** Description of the task **
Repeat the records exactly. Every line must match.

Dataset items:

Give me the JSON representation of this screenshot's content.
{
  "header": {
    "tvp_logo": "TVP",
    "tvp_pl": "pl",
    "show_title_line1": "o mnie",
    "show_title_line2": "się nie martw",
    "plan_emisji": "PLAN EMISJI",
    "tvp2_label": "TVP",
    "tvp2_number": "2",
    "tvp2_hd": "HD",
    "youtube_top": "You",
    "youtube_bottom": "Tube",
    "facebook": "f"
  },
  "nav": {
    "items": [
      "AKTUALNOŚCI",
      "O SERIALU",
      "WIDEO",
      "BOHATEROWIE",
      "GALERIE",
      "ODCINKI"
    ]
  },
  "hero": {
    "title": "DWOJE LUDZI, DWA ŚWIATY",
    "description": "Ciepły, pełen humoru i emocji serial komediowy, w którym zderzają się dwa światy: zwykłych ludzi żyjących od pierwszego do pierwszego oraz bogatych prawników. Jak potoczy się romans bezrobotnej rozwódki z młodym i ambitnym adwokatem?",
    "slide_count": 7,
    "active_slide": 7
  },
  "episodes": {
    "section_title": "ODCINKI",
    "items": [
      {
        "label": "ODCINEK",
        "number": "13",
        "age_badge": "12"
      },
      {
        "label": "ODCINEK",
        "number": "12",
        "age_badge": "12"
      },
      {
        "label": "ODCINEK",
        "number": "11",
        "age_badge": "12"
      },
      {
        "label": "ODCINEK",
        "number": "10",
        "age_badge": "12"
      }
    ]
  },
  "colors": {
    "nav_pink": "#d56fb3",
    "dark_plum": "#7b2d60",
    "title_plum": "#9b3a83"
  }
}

** Answer for this exercise **
Give me the JSON representation of this screenshot's content.
{
  "header": {
    "tvp_logo": "TVP",
    "tvp_pl": "pl",
    "show_title_line1": "o mnie",
    "show_title_line2": "się nie martw",
    "plan_emisji": "PLAN EMISJI",
    "tvp2_label": "TVP",
    "tvp2_number": "2",
    "tvp2_hd": "HD",
    "youtube_top": "You",
    "youtube_bottom": "Tube",
    "facebook": "f"
  },
  "nav": {
    "items": [
      "AKTUALNOŚCI",
      "O SERIALU",
      "WIDEO",
      "BOHATEROWIE",
      "GALERIE",
      "ODCINKI"
    ]
  },
  "hero": {
    "title": "DWOJE LUDZI, DWA ŚWIATY",
    "description": "Ciepły, pełen humoru i emocji serial komediowy, w którym zderzają się dwa światy: zwykłych ludzi żyjących od pierwszego do pierwszego oraz bogatych prawników. Jak potoczy się romans bezrobotnej rozwódki z młodym i ambitnym adwokatem?",
    "slide_count": 7,
    "active_slide": 7
  },
  "episodes": {
    "section_title": "ODCINKI",
    "items": [
      {
        "label": "ODCINEK",
        "number": "13",
        "age_badge": "12"
      },
      {
        "label": "ODCINEK",
        "number": "12",
        "age_badge": "12"
      },
      {
        "label": "ODCINEK",
        "number": "11",
        "age_badge": "12"
      },
      {
        "label": "ODCINEK",
        "number": "10",
        "age_badge": "12"
      }
    ]
  },
  "colors": {
    "nav_pink": "#d56fb3",
    "dark_plum": "#7b2d60",
    "title_plum": "#9b3a83"
  }
}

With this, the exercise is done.